[Items listed in a dataset]
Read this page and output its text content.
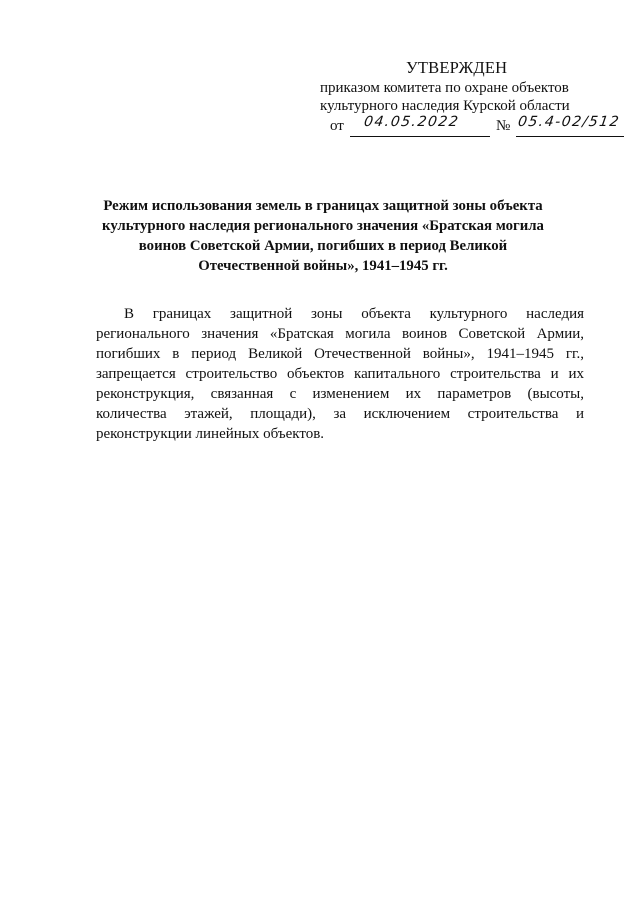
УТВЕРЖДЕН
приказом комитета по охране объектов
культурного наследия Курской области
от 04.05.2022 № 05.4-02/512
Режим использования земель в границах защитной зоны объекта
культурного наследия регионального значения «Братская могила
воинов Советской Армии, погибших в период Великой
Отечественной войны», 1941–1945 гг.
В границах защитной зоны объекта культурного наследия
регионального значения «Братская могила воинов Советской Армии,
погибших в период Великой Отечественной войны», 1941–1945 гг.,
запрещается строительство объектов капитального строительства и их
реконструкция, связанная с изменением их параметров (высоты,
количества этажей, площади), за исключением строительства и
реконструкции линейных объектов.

What is expected: Return each line with "погибших".

Exercise result:
воинов Советской Армии, погибших в период Великой
погибших в период Великой Отечественной войны», 1941–1945 гг.,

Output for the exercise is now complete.